WRITTEN TASK
Show every line below where "THAT" can be found.

DATA EXCERPTS

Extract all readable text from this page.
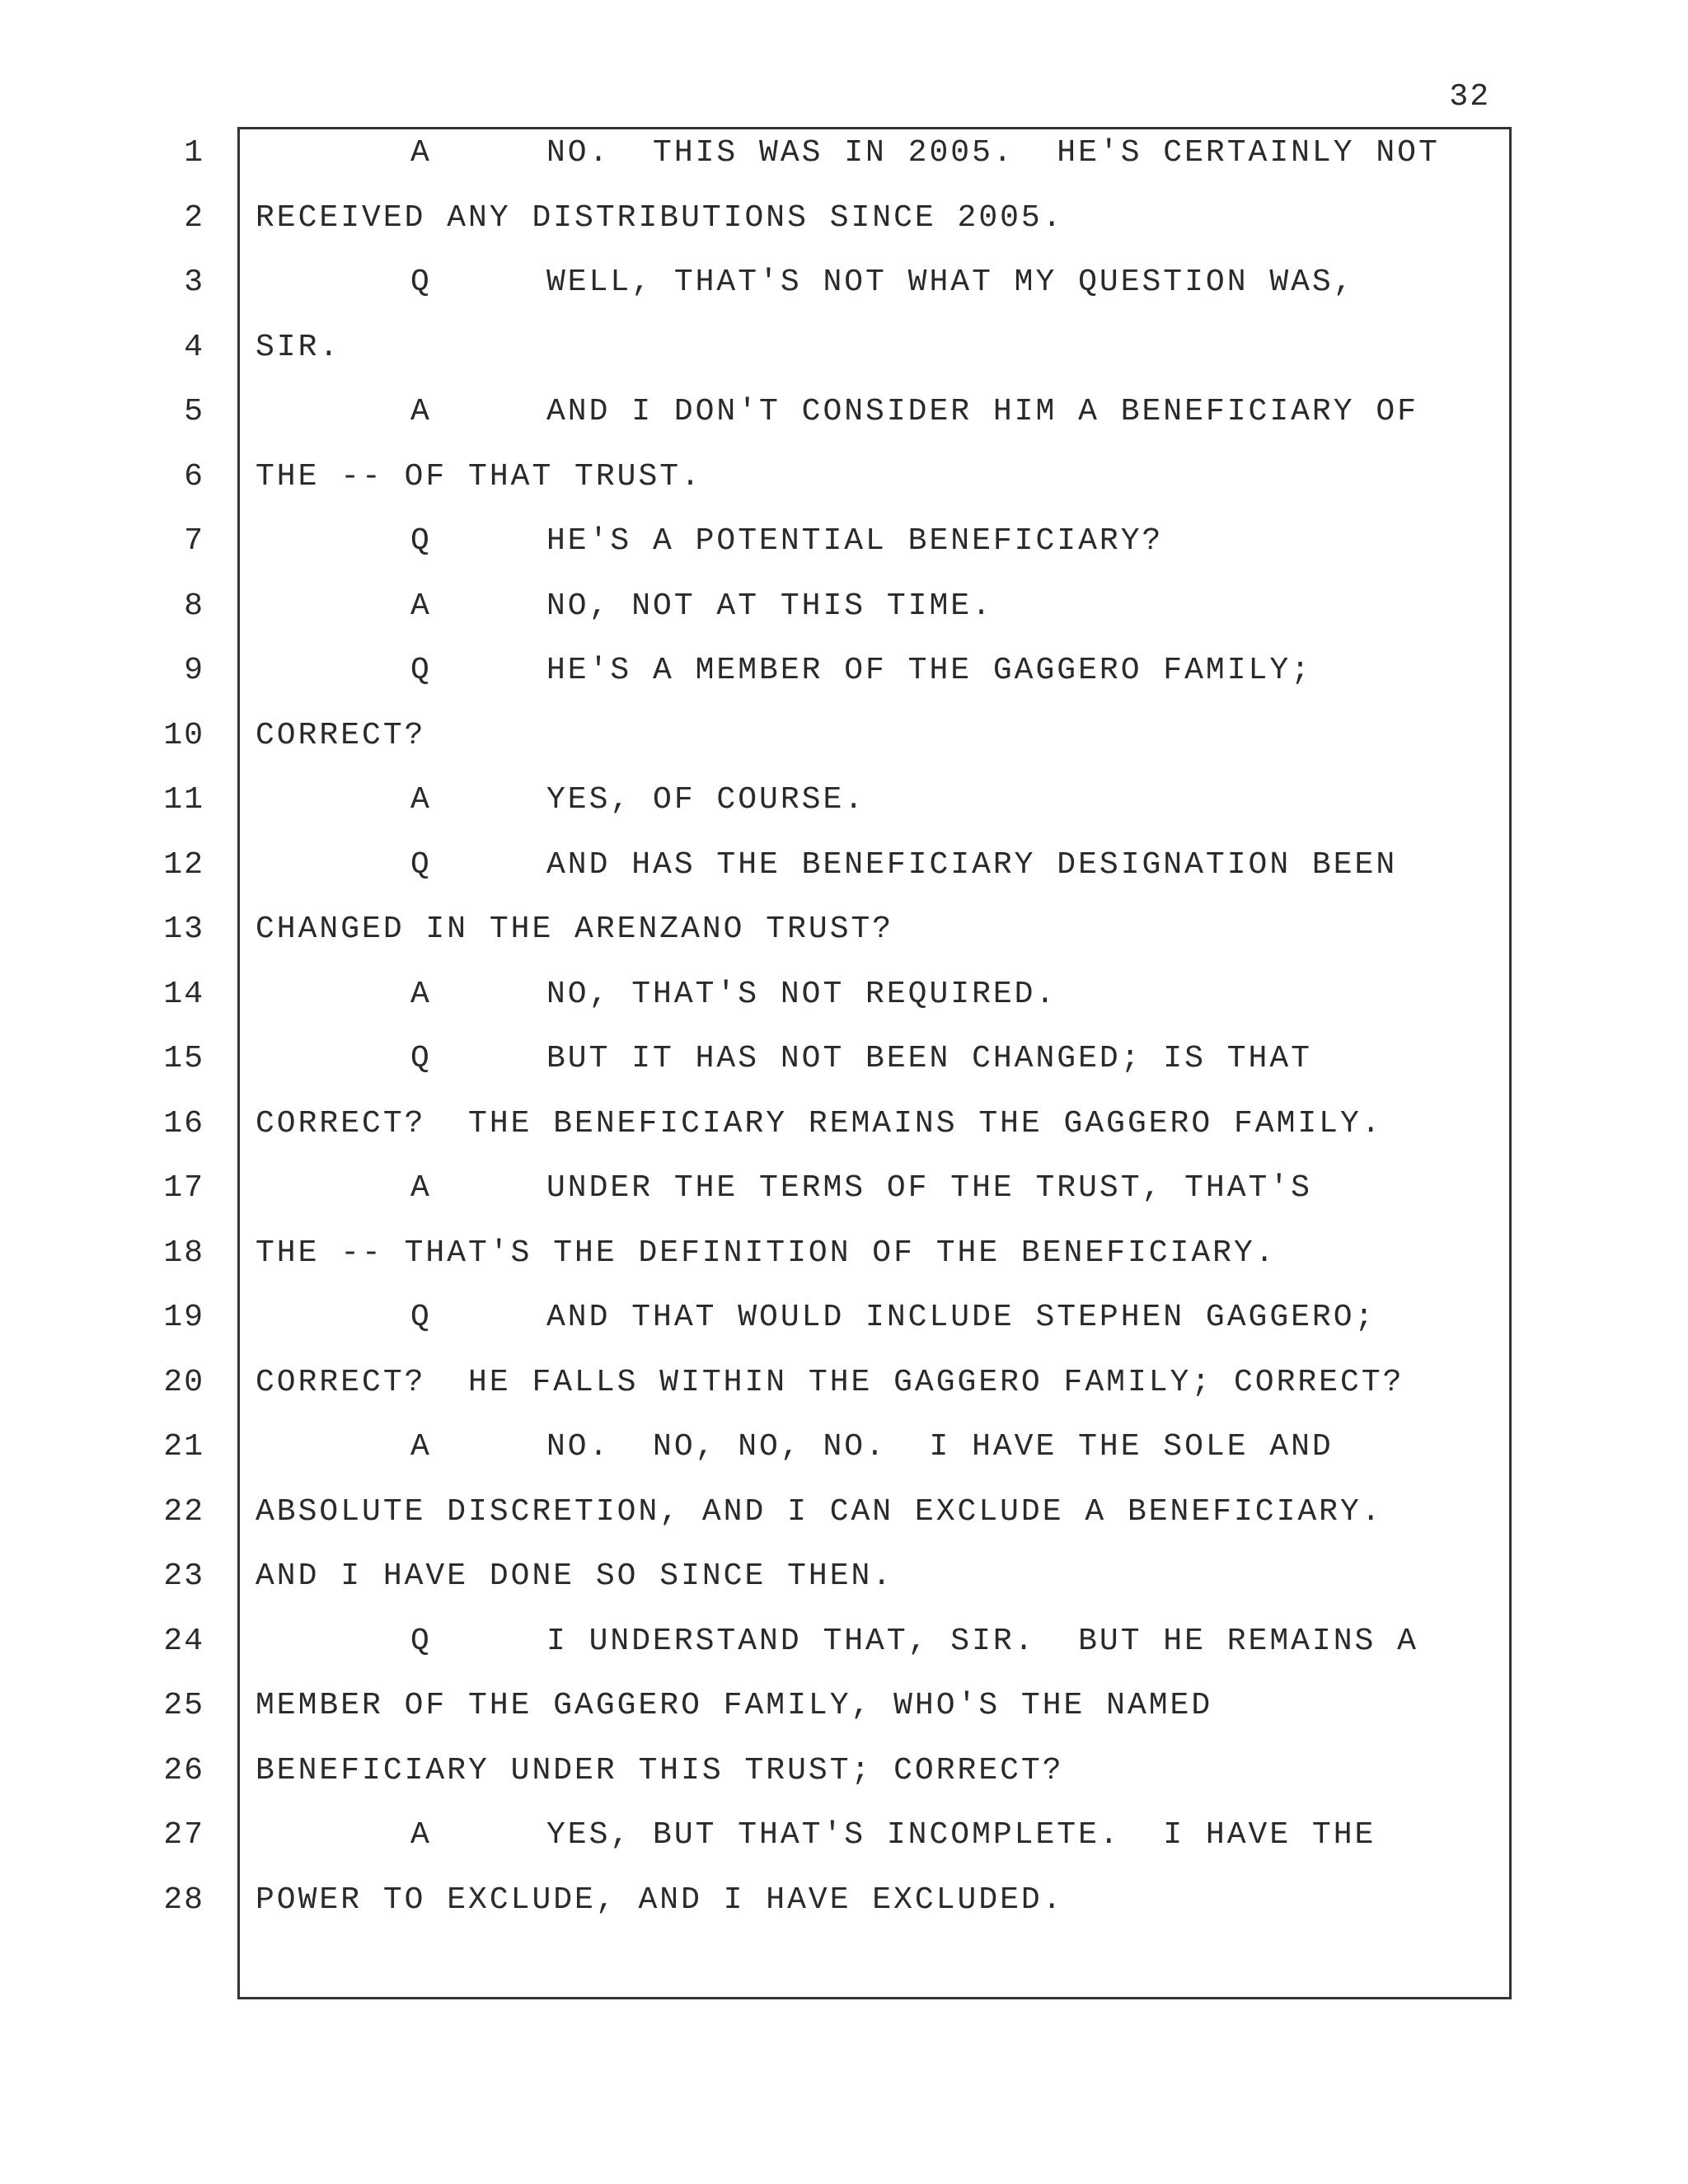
32
1	A	NO.  THIS WAS IN 2005.  HE'S CERTAINLY NOT
2 RECEIVED ANY DISTRIBUTIONS SINCE 2005.
3	Q	WELL, THAT'S NOT WHAT MY QUESTION WAS,
4 SIR.
5	A	AND I DON'T CONSIDER HIM A BENEFICIARY OF
6 THE -- OF THAT TRUST.
7	Q	HE'S A POTENTIAL BENEFICIARY?
8	A	NO, NOT AT THIS TIME.
9	Q	HE'S A MEMBER OF THE GAGGERO FAMILY;
10 CORRECT?
11	A	YES, OF COURSE.
12	Q	AND HAS THE BENEFICIARY DESIGNATION BEEN
13 CHANGED IN THE ARENZANO TRUST?
14	A	NO, THAT'S NOT REQUIRED.
15	Q	BUT IT HAS NOT BEEN CHANGED; IS THAT
16 CORRECT?  THE BENEFICIARY REMAINS THE GAGGERO FAMILY.
17	A	UNDER THE TERMS OF THE TRUST, THAT'S
18 THE -- THAT'S THE DEFINITION OF THE BENEFICIARY.
19	Q	AND THAT WOULD INCLUDE STEPHEN GAGGERO;
20 CORRECT?  HE FALLS WITHIN THE GAGGERO FAMILY; CORRECT?
21	A	NO.  NO, NO, NO.  I HAVE THE SOLE AND
22 ABSOLUTE DISCRETION, AND I CAN EXCLUDE A BENEFICIARY.
23 AND I HAVE DONE SO SINCE THEN.
24	Q	I UNDERSTAND THAT, SIR.  BUT HE REMAINS A
25 MEMBER OF THE GAGGERO FAMILY, WHO'S THE NAMED
26 BENEFICIARY UNDER THIS TRUST; CORRECT?
27	A	YES, BUT THAT'S INCOMPLETE.  I HAVE THE
28 POWER TO EXCLUDE, AND I HAVE EXCLUDED.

ANSWER TO THIS EXERCISE
3	Q	WELL, THAT'S NOT WHAT MY QUESTION WAS,
6 THE -- OF THAT TRUST.
14	A	NO, THAT'S NOT REQUIRED.
15	Q	BUT IT HAS NOT BEEN CHANGED; IS THAT
17	A	UNDER THE TERMS OF THE TRUST, THAT'S
18 THE -- THAT'S THE DEFINITION OF THE BENEFICIARY.
19	Q	AND THAT WOULD INCLUDE STEPHEN GAGGERO;
24	Q	I UNDERSTAND THAT, SIR.  BUT HE REMAINS A
27	A	YES, BUT THAT'S INCOMPLETE.  I HAVE THE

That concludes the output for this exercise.